# Task statement
Please rename every "flower-sticker" in the entries below to "flower-decal", leaving all other text unchanged.

(Source records)
## START

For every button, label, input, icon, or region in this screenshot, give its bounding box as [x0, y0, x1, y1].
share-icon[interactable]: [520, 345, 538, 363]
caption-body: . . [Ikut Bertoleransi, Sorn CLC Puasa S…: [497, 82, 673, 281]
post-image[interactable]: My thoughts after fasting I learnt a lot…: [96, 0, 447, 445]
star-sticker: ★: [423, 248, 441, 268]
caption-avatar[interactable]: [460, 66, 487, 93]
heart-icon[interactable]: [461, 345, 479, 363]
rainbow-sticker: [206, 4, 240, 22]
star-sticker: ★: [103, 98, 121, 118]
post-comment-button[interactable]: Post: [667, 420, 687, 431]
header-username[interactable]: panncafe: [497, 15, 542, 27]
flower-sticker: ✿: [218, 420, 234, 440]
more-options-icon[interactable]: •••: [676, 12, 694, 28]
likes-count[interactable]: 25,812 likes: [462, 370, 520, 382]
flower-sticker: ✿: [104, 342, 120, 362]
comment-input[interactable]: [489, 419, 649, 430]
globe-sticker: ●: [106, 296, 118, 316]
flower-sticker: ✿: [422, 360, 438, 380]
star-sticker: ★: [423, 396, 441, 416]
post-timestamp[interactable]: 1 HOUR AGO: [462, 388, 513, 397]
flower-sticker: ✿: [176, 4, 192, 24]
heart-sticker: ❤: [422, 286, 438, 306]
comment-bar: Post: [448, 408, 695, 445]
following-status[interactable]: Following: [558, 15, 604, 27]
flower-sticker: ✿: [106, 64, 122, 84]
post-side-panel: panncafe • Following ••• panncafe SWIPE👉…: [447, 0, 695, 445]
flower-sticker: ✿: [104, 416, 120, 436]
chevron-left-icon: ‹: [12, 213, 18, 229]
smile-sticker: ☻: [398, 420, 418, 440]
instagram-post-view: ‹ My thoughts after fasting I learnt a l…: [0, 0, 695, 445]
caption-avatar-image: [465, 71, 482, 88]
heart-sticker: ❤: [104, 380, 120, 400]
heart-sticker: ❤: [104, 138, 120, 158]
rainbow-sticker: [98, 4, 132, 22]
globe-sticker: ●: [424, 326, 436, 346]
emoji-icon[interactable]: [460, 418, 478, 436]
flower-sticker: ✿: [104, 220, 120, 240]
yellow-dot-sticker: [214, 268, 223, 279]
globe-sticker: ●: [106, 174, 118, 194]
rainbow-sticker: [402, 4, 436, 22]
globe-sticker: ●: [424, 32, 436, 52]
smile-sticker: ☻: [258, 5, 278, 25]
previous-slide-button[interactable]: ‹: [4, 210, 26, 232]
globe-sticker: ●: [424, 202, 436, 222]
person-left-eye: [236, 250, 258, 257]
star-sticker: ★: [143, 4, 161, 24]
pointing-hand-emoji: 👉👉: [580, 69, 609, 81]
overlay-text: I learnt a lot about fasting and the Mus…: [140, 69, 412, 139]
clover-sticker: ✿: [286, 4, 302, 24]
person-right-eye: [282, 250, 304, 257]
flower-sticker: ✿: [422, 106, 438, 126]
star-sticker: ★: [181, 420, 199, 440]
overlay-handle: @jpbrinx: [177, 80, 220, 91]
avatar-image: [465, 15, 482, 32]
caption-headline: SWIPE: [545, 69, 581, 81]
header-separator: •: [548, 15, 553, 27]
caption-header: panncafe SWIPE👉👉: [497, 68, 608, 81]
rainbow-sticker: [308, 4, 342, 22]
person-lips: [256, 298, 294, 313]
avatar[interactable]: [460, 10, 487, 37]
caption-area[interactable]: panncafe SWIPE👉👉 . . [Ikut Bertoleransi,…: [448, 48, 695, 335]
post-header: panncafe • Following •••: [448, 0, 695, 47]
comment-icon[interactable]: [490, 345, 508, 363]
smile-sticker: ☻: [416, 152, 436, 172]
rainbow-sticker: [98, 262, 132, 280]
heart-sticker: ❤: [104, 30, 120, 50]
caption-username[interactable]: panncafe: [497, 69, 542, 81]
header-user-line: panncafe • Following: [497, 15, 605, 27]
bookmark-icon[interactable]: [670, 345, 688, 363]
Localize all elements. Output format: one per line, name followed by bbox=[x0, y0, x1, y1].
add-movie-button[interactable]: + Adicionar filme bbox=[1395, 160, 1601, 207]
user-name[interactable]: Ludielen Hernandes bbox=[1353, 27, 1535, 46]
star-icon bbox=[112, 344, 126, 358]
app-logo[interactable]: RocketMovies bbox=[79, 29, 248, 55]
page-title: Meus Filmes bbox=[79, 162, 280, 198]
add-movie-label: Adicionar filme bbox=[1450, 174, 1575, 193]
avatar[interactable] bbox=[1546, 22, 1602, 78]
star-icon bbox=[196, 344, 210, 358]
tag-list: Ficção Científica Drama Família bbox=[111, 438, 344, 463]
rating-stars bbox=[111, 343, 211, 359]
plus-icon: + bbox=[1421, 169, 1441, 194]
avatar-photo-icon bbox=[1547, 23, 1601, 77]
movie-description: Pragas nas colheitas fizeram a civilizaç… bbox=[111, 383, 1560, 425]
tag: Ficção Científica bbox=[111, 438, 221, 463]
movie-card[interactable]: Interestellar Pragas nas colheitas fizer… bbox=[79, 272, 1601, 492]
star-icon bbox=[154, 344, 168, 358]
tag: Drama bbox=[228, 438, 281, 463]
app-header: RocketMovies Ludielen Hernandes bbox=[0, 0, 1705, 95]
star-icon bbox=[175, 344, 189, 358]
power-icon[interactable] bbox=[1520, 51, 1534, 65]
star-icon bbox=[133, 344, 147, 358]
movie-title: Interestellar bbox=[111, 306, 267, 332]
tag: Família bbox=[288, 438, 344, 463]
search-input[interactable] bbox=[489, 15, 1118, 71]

## END

# Full solution
For every button, label, input, icon, or region in this screenshot, give its bounding box as [x0, y0, x1, y1].
share-icon[interactable]: [520, 345, 538, 363]
caption-body: . . [Ikut Bertoleransi, Sorn CLC Puasa S…: [497, 82, 673, 281]
post-image[interactable]: My thoughts after fasting I learnt a lot…: [96, 0, 447, 445]
star-sticker: ★: [423, 248, 441, 268]
caption-avatar[interactable]: [460, 66, 487, 93]
heart-icon[interactable]: [461, 345, 479, 363]
rainbow-sticker: [206, 4, 240, 22]
star-sticker: ★: [103, 98, 121, 118]
post-comment-button[interactable]: Post: [667, 420, 687, 431]
header-username[interactable]: panncafe: [497, 15, 542, 27]
flower-decal: ✿: [218, 420, 234, 440]
more-options-icon[interactable]: •••: [676, 12, 694, 28]
likes-count[interactable]: 25,812 likes: [462, 370, 520, 382]
flower-decal: ✿: [104, 342, 120, 362]
comment-input[interactable]: [489, 419, 649, 430]
globe-sticker: ●: [106, 296, 118, 316]
flower-decal: ✿: [422, 360, 438, 380]
star-sticker: ★: [423, 396, 441, 416]
post-timestamp[interactable]: 1 HOUR AGO: [462, 388, 513, 397]
flower-decal: ✿: [176, 4, 192, 24]
heart-sticker: ❤: [422, 286, 438, 306]
comment-bar: Post: [448, 408, 695, 445]
following-status[interactable]: Following: [558, 15, 604, 27]
flower-decal: ✿: [106, 64, 122, 84]
post-side-panel: panncafe • Following ••• panncafe SWIPE👉…: [447, 0, 695, 445]
flower-decal: ✿: [104, 416, 120, 436]
chevron-left-icon: ‹: [12, 213, 18, 229]
smile-sticker: ☻: [398, 420, 418, 440]
instagram-post-view: ‹ My thoughts after fasting I learnt a l…: [0, 0, 695, 445]
caption-avatar-image: [465, 71, 482, 88]
heart-sticker: ❤: [104, 380, 120, 400]
heart-sticker: ❤: [104, 138, 120, 158]
rainbow-sticker: [98, 4, 132, 22]
globe-sticker: ●: [424, 326, 436, 346]
emoji-icon[interactable]: [460, 418, 478, 436]
flower-decal: ✿: [104, 220, 120, 240]
yellow-dot-sticker: [214, 268, 223, 279]
globe-sticker: ●: [106, 174, 118, 194]
rainbow-sticker: [402, 4, 436, 22]
globe-sticker: ●: [424, 32, 436, 52]
smile-sticker: ☻: [258, 5, 278, 25]
previous-slide-button[interactable]: ‹: [4, 210, 26, 232]
globe-sticker: ●: [424, 202, 436, 222]
person-left-eye: [236, 250, 258, 257]
star-sticker: ★: [143, 4, 161, 24]
pointing-hand-emoji: 👉👉: [580, 69, 609, 81]
overlay-text: I learnt a lot about fasting and the Mus…: [140, 69, 412, 139]
clover-sticker: ✿: [286, 4, 302, 24]
person-right-eye: [282, 250, 304, 257]
flower-decal: ✿: [422, 106, 438, 126]
star-sticker: ★: [181, 420, 199, 440]
overlay-handle: @jpbrinx: [177, 80, 220, 91]
avatar-image: [465, 15, 482, 32]
caption-headline: SWIPE: [545, 69, 581, 81]
header-separator: •: [548, 15, 553, 27]
caption-header: panncafe SWIPE👉👉: [497, 68, 608, 81]
rainbow-sticker: [308, 4, 342, 22]
person-lips: [256, 298, 294, 313]
avatar[interactable]: [460, 10, 487, 37]
caption-area[interactable]: panncafe SWIPE👉👉 . . [Ikut Bertoleransi,…: [448, 48, 695, 335]
post-header: panncafe • Following •••: [448, 0, 695, 47]
comment-icon[interactable]: [490, 345, 508, 363]
smile-sticker: ☻: [416, 152, 436, 172]
rainbow-sticker: [98, 262, 132, 280]
heart-sticker: ❤: [104, 30, 120, 50]
caption-username[interactable]: panncafe: [497, 69, 542, 81]
header-user-line: panncafe • Following: [497, 15, 605, 27]
bookmark-icon[interactable]: [670, 345, 688, 363]
Localize all elements. Output format: one per line, name followed by bbox=[x0, y0, x1, y1].
add-movie-button[interactable]: + Adicionar filme bbox=[1395, 160, 1601, 207]
user-name[interactable]: Ludielen Hernandes bbox=[1353, 27, 1535, 46]
star-icon bbox=[112, 344, 126, 358]
app-logo[interactable]: RocketMovies bbox=[79, 29, 248, 55]
page-title: Meus Filmes bbox=[79, 162, 280, 198]
add-movie-label: Adicionar filme bbox=[1450, 174, 1575, 193]
avatar[interactable] bbox=[1546, 22, 1602, 78]
star-icon bbox=[196, 344, 210, 358]
tag-list: Ficção Científica Drama Família bbox=[111, 438, 344, 463]
rating-stars bbox=[111, 343, 211, 359]
plus-icon: + bbox=[1421, 169, 1441, 194]
avatar-photo-icon bbox=[1547, 23, 1601, 77]
movie-description: Pragas nas colheitas fizeram a civilizaç… bbox=[111, 383, 1560, 425]
tag: Ficção Científica bbox=[111, 438, 221, 463]
movie-card[interactable]: Interestellar Pragas nas colheitas fizer… bbox=[79, 272, 1601, 492]
star-icon bbox=[154, 344, 168, 358]
tag: Drama bbox=[228, 438, 281, 463]
app-header: RocketMovies Ludielen Hernandes bbox=[0, 0, 1705, 95]
star-icon bbox=[175, 344, 189, 358]
power-icon[interactable] bbox=[1520, 51, 1534, 65]
star-icon bbox=[133, 344, 147, 358]
movie-title: Interestellar bbox=[111, 306, 267, 332]
tag: Família bbox=[288, 438, 344, 463]
search-input[interactable] bbox=[489, 15, 1118, 71]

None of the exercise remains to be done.